| Collected data |
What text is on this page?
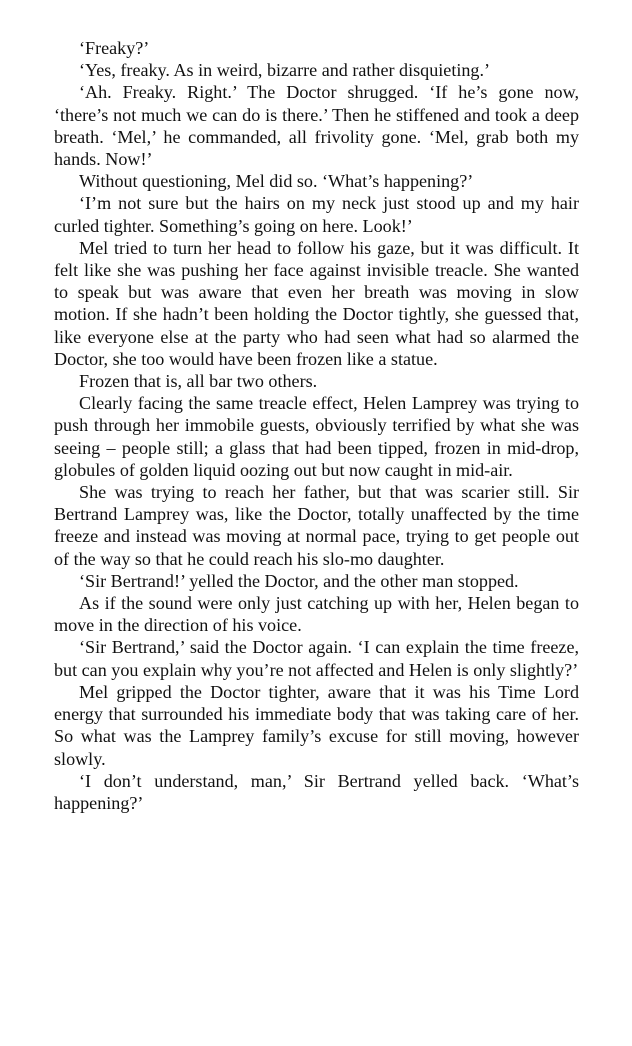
‘Freaky?’

‘Yes, freaky. As in weird, bizarre and rather disquieting.’

‘Ah. Freaky. Right.’ The Doctor shrugged. ‘If he’s gone now, ‘there’s not much we can do is there.’ Then he stiffened and took a deep breath. ‘Mel,’ he commanded, all frivolity gone. ‘Mel, grab both my hands. Now!’

Without questioning, Mel did so. ‘What’s happening?’

‘I’m not sure but the hairs on my neck just stood up and my hair curled tighter. Something’s going on here. Look!’

Mel tried to turn her head to follow his gaze, but it was difficult. It felt like she was pushing her face against invisible treacle. She wanted to speak but was aware that even her breath was moving in slow motion. If she hadn’t been holding the Doctor tightly, she guessed that, like everyone else at the party who had seen what had so alarmed the Doctor, she too would have been frozen like a statue.

Frozen that is, all bar two others.

Clearly facing the same treacle effect, Helen Lamprey was trying to push through her immobile guests, obviously terrified by what she was seeing – people still; a glass that had been tipped, frozen in mid-drop, globules of golden liquid oozing out but now caught in mid-air.

She was trying to reach her father, but that was scarier still. Sir Bertrand Lamprey was, like the Doctor, totally unaffected by the time freeze and instead was moving at normal pace, trying to get people out of the way so that he could reach his slo-mo daughter.

‘Sir Bertrand!’ yelled the Doctor, and the other man stopped.

As if the sound were only just catching up with her, Helen began to move in the direction of his voice.

‘Sir Bertrand,’ said the Doctor again. ‘I can explain the time freeze, but can you explain why you’re not affected and Helen is only slightly?’

Mel gripped the Doctor tighter, aware that it was his Time Lord energy that surrounded his immediate body that was taking care of her. So what was the Lamprey family’s excuse for still moving, however slowly.

‘I don’t understand, man,’ Sir Bertrand yelled back. ‘What’s happening?’
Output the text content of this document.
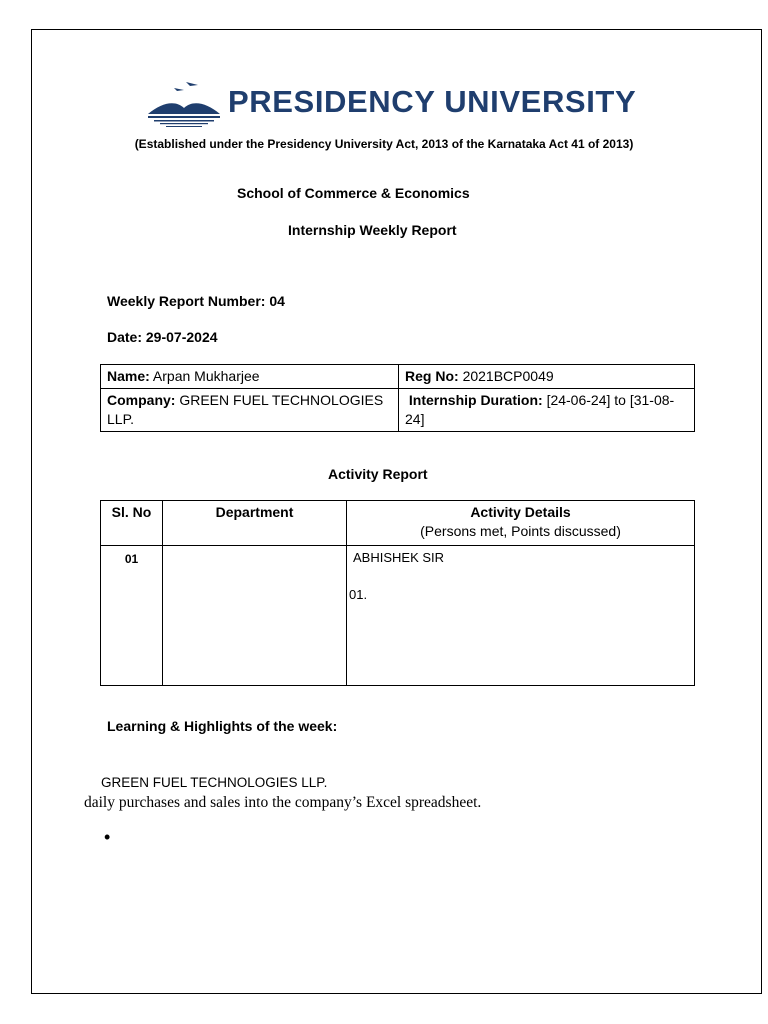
PRESIDENCY UNIVERSITY
(Established under the Presidency University Act, 2013 of the Karnataka Act 41 of 2013)
School of Commerce & Economics
Internship Weekly Report
Weekly Report Number: 04
Date: 29-07-2024
Name: Arpan Mukharjee	Reg No: 2021BCP0049
Company: GREEN FUEL TECHNOLOGIES LLP.	Internship Duration: [24-06-24] to [31-08-24]
Activity Report
Sl. No	Department	Activity Details
(Persons met, Points discussed)

01		ABHISHEK SIR
01.
Learning & Highlights of the week:
GREEN FUEL TECHNOLOGIES LLP.
daily purchases and sales into the company’s Excel spreadsheet.
•
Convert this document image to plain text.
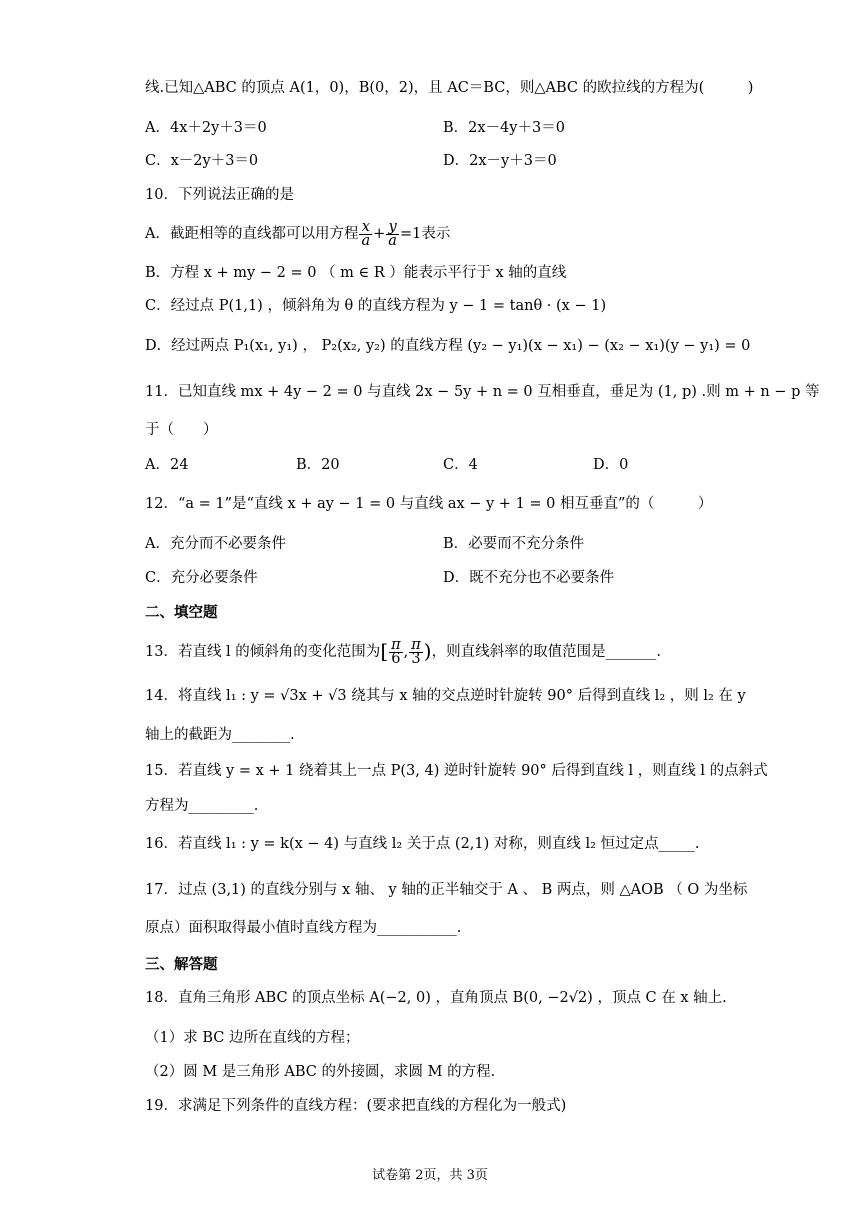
线.已知△ABC 的顶点 A(1，0)，B(0，2)，且 AC＝BC，则△ABC 的欧拉线的方程为(　　　)
A．4x＋2y＋3＝0	B．2x－4y＋3＝0
C．x－2y＋3＝0	D．2x－y＋3＝0
10．下列说法正确的是
A．截距相等的直线都可以用方程 $\frac{x}{a} + \frac{y}{a} =1$表示
B．方程 x + my − 2 = 0 （ m ∈ R ）能表示平行于 x 轴的直线
C．经过点 P(1,1) ，倾斜角为 θ 的直线方程为 y − 1 = tanθ · (x − 1)
D．经过两点 P₁(x₁, y₁) ， P₂(x₂, y₂) 的直线方程 (y₂ − y₁)(x − x₁) − (x₂ − x₁)(y − y₁) = 0
11．已知直线 mx + 4y − 2 = 0 与直线 2x − 5y + n = 0 互相垂直，垂足为 (1, p) .则 m + n − p 等
于（　　）
A．24	B．20	C．4	D．0
12．“a = 1”是“直线 x + ay − 1 = 0 与直线 ax − y + 1 = 0 相互垂直”的（　　　）
A．充分而不必要条件	B．必要而不充分条件
C．充分必要条件	D．既不充分也不必要条件
二、填空题
13．若直线 l 的倾斜角的变化范围为[ $\frac{\pi}{6}$ , $\frac{\pi}{3}$ )，则直线斜率的取值范围是_______.
14．将直线 l₁ : y = √3x + √3 绕其与 x 轴的交点逆时针旋转 90° 后得到直线 l₂ ，则 l₂ 在 y
轴上的截距为________.
15．若直线 y = x + 1 绕着其上一点 P(3, 4) 逆时针旋转 90° 后得到直线 l ，则直线 l 的点斜式
方程为_________.
16．若直线 l₁ : y = k(x − 4) 与直线 l₂ 关于点 (2,1) 对称，则直线 l₂ 恒过定点_____.
17．过点 (3,1) 的直线分别与 x 轴、 y 轴的正半轴交于 A 、 B 两点，则 △AOB （ O 为坐标
原点）面积取得最小值时直线方程为___________.
三、解答题
18．直角三角形 ABC 的顶点坐标 A(−2, 0) ，直角顶点 B(0, −2√2) ，顶点 C 在 x 轴上.
（1）求 BC 边所在直线的方程；
（2）圆 M 是三角形 ABC 的外接圆，求圆 M 的方程.
19．求满足下列条件的直线方程：(要求把直线的方程化为一般式)
试卷第 2页，共 3页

| Directions |
Your task is to give again, unchanged, the lines from the line that contains "Output the text content of this document." to the end of the records. Include both end lines but no pictures.

| Right answer |
Output the text content of this document.
PRESIDENCY UNIVERSITY
(Established under the Presidency University Act, 2013 of the Karnataka Act 41 of 2013)
School of Commerce & Economics
Internship Weekly Report
Weekly Report Number: 04
Date: 29-07-2024
Name: Arpan Mukharjee	Reg No: 2021BCP0049
Company: GREEN FUEL TECHNOLOGIES LLP.	Internship Duration: [24-06-24] to [31-08-24]
Activity Report
Sl. No	Department	Activity Details
(Persons met, Points discussed)

01		ABHISHEK SIR
01.
Learning & Highlights of the week:
GREEN FUEL TECHNOLOGIES LLP.
daily purchases and sales into the company’s Excel spreadsheet.
•
Convert this document image to plain text.
线.已知△ABC 的顶点 A(1，0)，B(0，2)，且 AC＝BC，则△ABC 的欧拉线的方程为(　　　)
A．4x＋2y＋3＝0	B．2x－4y＋3＝0
C．x－2y＋3＝0	D．2x－y＋3＝0
10．下列说法正确的是
A．截距相等的直线都可以用方程 $\frac{x}{a} + \frac{y}{a} =1$表示
B．方程 x + my − 2 = 0 （ m ∈ R ）能表示平行于 x 轴的直线
C．经过点 P(1,1) ，倾斜角为 θ 的直线方程为 y − 1 = tanθ · (x − 1)
D．经过两点 P₁(x₁, y₁) ， P₂(x₂, y₂) 的直线方程 (y₂ − y₁)(x − x₁) − (x₂ − x₁)(y − y₁) = 0
11．已知直线 mx + 4y − 2 = 0 与直线 2x − 5y + n = 0 互相垂直，垂足为 (1, p) .则 m + n − p 等
于（　　）
A．24	B．20	C．4	D．0
12．“a = 1”是“直线 x + ay − 1 = 0 与直线 ax − y + 1 = 0 相互垂直”的（　　　）
A．充分而不必要条件	B．必要而不充分条件
C．充分必要条件	D．既不充分也不必要条件
二、填空题
13．若直线 l 的倾斜角的变化范围为[ $\frac{\pi}{6}$ , $\frac{\pi}{3}$ )，则直线斜率的取值范围是_______.
14．将直线 l₁ : y = √3x + √3 绕其与 x 轴的交点逆时针旋转 90° 后得到直线 l₂ ，则 l₂ 在 y
轴上的截距为________.
15．若直线 y = x + 1 绕着其上一点 P(3, 4) 逆时针旋转 90° 后得到直线 l ，则直线 l 的点斜式
方程为_________.
16．若直线 l₁ : y = k(x − 4) 与直线 l₂ 关于点 (2,1) 对称，则直线 l₂ 恒过定点_____.
17．过点 (3,1) 的直线分别与 x 轴、 y 轴的正半轴交于 A 、 B 两点，则 △AOB （ O 为坐标
原点）面积取得最小值时直线方程为___________.
三、解答题
18．直角三角形 ABC 的顶点坐标 A(−2, 0) ，直角顶点 B(0, −2√2) ，顶点 C 在 x 轴上.
（1）求 BC 边所在直线的方程；
（2）圆 M 是三角形 ABC 的外接圆，求圆 M 的方程.
19．求满足下列条件的直线方程：(要求把直线的方程化为一般式)
试卷第 2页，共 3页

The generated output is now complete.